(Recorded data)
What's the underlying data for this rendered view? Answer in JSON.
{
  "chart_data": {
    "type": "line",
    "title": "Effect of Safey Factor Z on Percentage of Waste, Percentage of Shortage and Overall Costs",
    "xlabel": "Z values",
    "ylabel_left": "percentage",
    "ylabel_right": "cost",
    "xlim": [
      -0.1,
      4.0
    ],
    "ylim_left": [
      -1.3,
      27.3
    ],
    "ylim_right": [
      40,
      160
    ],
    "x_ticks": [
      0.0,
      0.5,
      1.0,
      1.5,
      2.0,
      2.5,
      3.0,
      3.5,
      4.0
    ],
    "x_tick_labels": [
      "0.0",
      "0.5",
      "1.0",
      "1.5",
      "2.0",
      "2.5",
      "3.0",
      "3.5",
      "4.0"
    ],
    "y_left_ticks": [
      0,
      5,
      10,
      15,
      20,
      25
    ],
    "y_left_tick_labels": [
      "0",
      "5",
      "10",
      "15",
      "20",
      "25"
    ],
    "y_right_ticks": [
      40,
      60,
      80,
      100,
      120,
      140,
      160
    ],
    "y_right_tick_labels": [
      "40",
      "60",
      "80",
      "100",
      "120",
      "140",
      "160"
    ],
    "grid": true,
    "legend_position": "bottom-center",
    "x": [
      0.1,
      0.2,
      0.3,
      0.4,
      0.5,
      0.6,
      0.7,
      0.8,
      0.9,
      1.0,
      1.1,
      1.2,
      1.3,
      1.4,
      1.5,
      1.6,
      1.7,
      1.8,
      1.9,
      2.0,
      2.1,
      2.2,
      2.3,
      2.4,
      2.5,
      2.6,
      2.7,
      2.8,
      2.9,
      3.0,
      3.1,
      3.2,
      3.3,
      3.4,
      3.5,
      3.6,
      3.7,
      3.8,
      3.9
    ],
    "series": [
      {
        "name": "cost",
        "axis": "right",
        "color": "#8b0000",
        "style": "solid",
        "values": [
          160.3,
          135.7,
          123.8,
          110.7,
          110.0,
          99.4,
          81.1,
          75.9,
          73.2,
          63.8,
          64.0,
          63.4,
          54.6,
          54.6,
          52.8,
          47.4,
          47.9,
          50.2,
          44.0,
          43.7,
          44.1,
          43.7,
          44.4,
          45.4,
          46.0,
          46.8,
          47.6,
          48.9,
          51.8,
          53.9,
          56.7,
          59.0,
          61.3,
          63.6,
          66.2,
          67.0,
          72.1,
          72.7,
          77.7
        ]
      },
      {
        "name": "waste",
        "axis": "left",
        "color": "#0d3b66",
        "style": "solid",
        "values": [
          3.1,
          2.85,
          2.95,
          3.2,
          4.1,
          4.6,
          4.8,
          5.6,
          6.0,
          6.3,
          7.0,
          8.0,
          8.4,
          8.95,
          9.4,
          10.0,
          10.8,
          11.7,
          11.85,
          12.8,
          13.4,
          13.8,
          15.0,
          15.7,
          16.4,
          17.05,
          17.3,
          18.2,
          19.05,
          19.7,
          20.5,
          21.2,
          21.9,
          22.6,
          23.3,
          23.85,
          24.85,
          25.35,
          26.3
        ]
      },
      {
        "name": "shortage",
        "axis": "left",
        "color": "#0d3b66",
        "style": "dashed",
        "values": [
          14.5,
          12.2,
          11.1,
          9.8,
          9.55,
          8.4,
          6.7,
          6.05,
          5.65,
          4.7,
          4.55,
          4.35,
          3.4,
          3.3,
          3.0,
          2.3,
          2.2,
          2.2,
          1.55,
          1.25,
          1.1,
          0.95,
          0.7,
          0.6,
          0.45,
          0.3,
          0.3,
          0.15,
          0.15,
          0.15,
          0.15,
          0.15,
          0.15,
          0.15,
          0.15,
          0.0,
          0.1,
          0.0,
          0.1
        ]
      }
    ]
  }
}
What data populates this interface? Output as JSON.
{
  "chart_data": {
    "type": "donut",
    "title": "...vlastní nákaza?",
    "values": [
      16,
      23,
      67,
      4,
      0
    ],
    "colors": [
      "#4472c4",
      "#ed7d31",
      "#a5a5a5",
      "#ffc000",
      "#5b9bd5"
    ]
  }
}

#### [Requirement]
Copy all of the material word for word.

#### [Result of the exercise]
What's the underlying data for this rendered view? Answer in JSON.
{
  "chart_data": {
    "type": "line",
    "title": "Effect of Safey Factor Z on Percentage of Waste, Percentage of Shortage and Overall Costs",
    "xlabel": "Z values",
    "ylabel_left": "percentage",
    "ylabel_right": "cost",
    "xlim": [
      -0.1,
      4.0
    ],
    "ylim_left": [
      -1.3,
      27.3
    ],
    "ylim_right": [
      40,
      160
    ],
    "x_ticks": [
      0.0,
      0.5,
      1.0,
      1.5,
      2.0,
      2.5,
      3.0,
      3.5,
      4.0
    ],
    "x_tick_labels": [
      "0.0",
      "0.5",
      "1.0",
      "1.5",
      "2.0",
      "2.5",
      "3.0",
      "3.5",
      "4.0"
    ],
    "y_left_ticks": [
      0,
      5,
      10,
      15,
      20,
      25
    ],
    "y_left_tick_labels": [
      "0",
      "5",
      "10",
      "15",
      "20",
      "25"
    ],
    "y_right_ticks": [
      40,
      60,
      80,
      100,
      120,
      140,
      160
    ],
    "y_right_tick_labels": [
      "40",
      "60",
      "80",
      "100",
      "120",
      "140",
      "160"
    ],
    "grid": true,
    "legend_position": "bottom-center",
    "x": [
      0.1,
      0.2,
      0.3,
      0.4,
      0.5,
      0.6,
      0.7,
      0.8,
      0.9,
      1.0,
      1.1,
      1.2,
      1.3,
      1.4,
      1.5,
      1.6,
      1.7,
      1.8,
      1.9,
      2.0,
      2.1,
      2.2,
      2.3,
      2.4,
      2.5,
      2.6,
      2.7,
      2.8,
      2.9,
      3.0,
      3.1,
      3.2,
      3.3,
      3.4,
      3.5,
      3.6,
      3.7,
      3.8,
      3.9
    ],
    "series": [
      {
        "name": "cost",
        "axis": "right",
        "color": "#8b0000",
        "style": "solid",
        "values": [
          160.3,
          135.7,
          123.8,
          110.7,
          110.0,
          99.4,
          81.1,
          75.9,
          73.2,
          63.8,
          64.0,
          63.4,
          54.6,
          54.6,
          52.8,
          47.4,
          47.9,
          50.2,
          44.0,
          43.7,
          44.1,
          43.7,
          44.4,
          45.4,
          46.0,
          46.8,
          47.6,
          48.9,
          51.8,
          53.9,
          56.7,
          59.0,
          61.3,
          63.6,
          66.2,
          67.0,
          72.1,
          72.7,
          77.7
        ]
      },
      {
        "name": "waste",
        "axis": "left",
        "color": "#0d3b66",
        "style": "solid",
        "values": [
          3.1,
          2.85,
          2.95,
          3.2,
          4.1,
          4.6,
          4.8,
          5.6,
          6.0,
          6.3,
          7.0,
          8.0,
          8.4,
          8.95,
          9.4,
          10.0,
          10.8,
          11.7,
          11.85,
          12.8,
          13.4,
          13.8,
          15.0,
          15.7,
          16.4,
          17.05,
          17.3,
          18.2,
          19.05,
          19.7,
          20.5,
          21.2,
          21.9,
          22.6,
          23.3,
          23.85,
          24.85,
          25.35,
          26.3
        ]
      },
      {
        "name": "shortage",
        "axis": "left",
        "color": "#0d3b66",
        "style": "dashed",
        "values": [
          14.5,
          12.2,
          11.1,
          9.8,
          9.55,
          8.4,
          6.7,
          6.05,
          5.65,
          4.7,
          4.55,
          4.35,
          3.4,
          3.3,
          3.0,
          2.3,
          2.2,
          2.2,
          1.55,
          1.25,
          1.1,
          0.95,
          0.7,
          0.6,
          0.45,
          0.3,
          0.3,
          0.15,
          0.15,
          0.15,
          0.15,
          0.15,
          0.15,
          0.15,
          0.15,
          0.0,
          0.1,
          0.0,
          0.1
        ]
      }
    ]
  }
}
What data populates this interface? Output as JSON.
{
  "chart_data": {
    "type": "donut",
    "title": "...vlastní nákaza?",
    "values": [
      16,
      23,
      67,
      4,
      0
    ],
    "colors": [
      "#4472c4",
      "#ed7d31",
      "#a5a5a5",
      "#ffc000",
      "#5b9bd5"
    ]
  }
}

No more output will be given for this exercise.